### Exercise
Write out the records word for word, with no pictures.

Collection entries:
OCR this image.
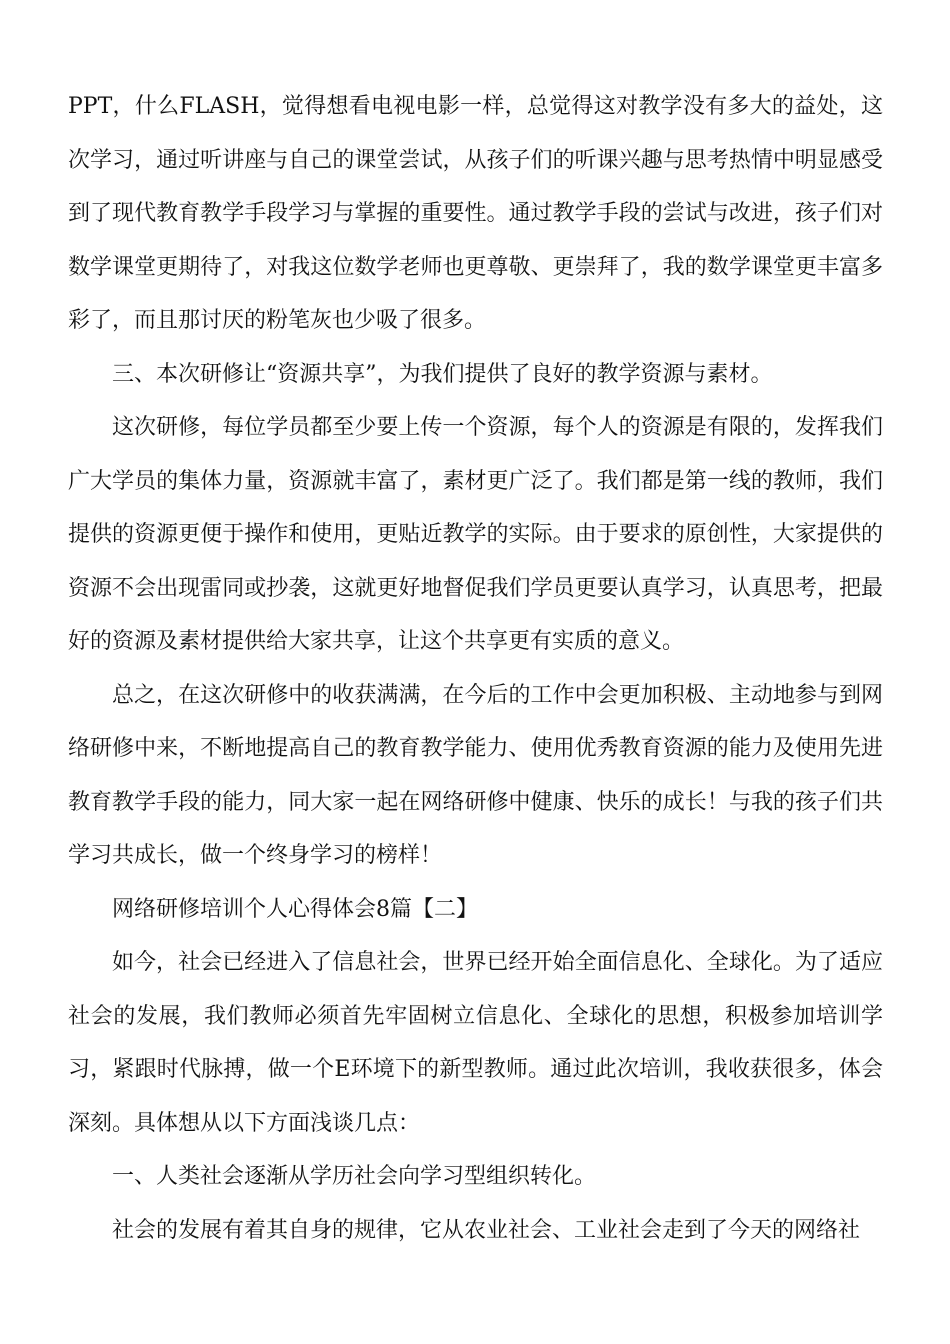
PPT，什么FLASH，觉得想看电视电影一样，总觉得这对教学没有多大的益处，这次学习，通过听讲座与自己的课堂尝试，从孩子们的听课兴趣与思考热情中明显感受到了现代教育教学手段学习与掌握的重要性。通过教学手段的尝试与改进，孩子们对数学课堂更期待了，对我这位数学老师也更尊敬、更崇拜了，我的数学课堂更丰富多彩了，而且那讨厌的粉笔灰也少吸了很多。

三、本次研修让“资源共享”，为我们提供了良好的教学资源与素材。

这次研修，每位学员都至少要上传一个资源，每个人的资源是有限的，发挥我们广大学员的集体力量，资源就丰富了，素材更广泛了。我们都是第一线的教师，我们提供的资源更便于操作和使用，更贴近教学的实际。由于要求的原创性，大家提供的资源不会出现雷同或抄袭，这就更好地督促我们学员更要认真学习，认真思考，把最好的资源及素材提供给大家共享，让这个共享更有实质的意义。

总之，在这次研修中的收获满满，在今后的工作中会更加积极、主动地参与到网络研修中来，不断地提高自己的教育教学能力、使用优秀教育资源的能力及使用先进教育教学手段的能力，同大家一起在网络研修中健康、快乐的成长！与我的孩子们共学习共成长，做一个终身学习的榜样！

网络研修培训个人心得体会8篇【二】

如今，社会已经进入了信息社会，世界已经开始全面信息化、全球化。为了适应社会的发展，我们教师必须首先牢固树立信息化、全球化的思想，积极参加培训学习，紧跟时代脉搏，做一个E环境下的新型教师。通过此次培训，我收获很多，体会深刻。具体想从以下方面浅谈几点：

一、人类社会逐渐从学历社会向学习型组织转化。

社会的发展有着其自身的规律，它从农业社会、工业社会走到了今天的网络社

### The output
OCR this image.
PPT，什么FLASH，觉得想看电视电影一样，总觉得这对教学没有多大的益处，这次学习，通过听讲座与自己的课堂尝试，从孩子们的听课兴趣与思考热情中明显感受到了现代教育教学手段学习与掌握的重要性。通过教学手段的尝试与改进，孩子们对数学课堂更期待了，对我这位数学老师也更尊敬、更崇拜了，我的数学课堂更丰富多彩了，而且那讨厌的粉笔灰也少吸了很多。

三、本次研修让“资源共享”，为我们提供了良好的教学资源与素材。

这次研修，每位学员都至少要上传一个资源，每个人的资源是有限的，发挥我们广大学员的集体力量，资源就丰富了，素材更广泛了。我们都是第一线的教师，我们提供的资源更便于操作和使用，更贴近教学的实际。由于要求的原创性，大家提供的资源不会出现雷同或抄袭，这就更好地督促我们学员更要认真学习，认真思考，把最好的资源及素材提供给大家共享，让这个共享更有实质的意义。

总之，在这次研修中的收获满满，在今后的工作中会更加积极、主动地参与到网络研修中来，不断地提高自己的教育教学能力、使用优秀教育资源的能力及使用先进教育教学手段的能力，同大家一起在网络研修中健康、快乐的成长！与我的孩子们共学习共成长，做一个终身学习的榜样！

网络研修培训个人心得体会8篇【二】

如今，社会已经进入了信息社会，世界已经开始全面信息化、全球化。为了适应社会的发展，我们教师必须首先牢固树立信息化、全球化的思想，积极参加培训学习，紧跟时代脉搏，做一个E环境下的新型教师。通过此次培训，我收获很多，体会深刻。具体想从以下方面浅谈几点：

一、人类社会逐渐从学历社会向学习型组织转化。

社会的发展有着其自身的规律，它从农业社会、工业社会走到了今天的网络社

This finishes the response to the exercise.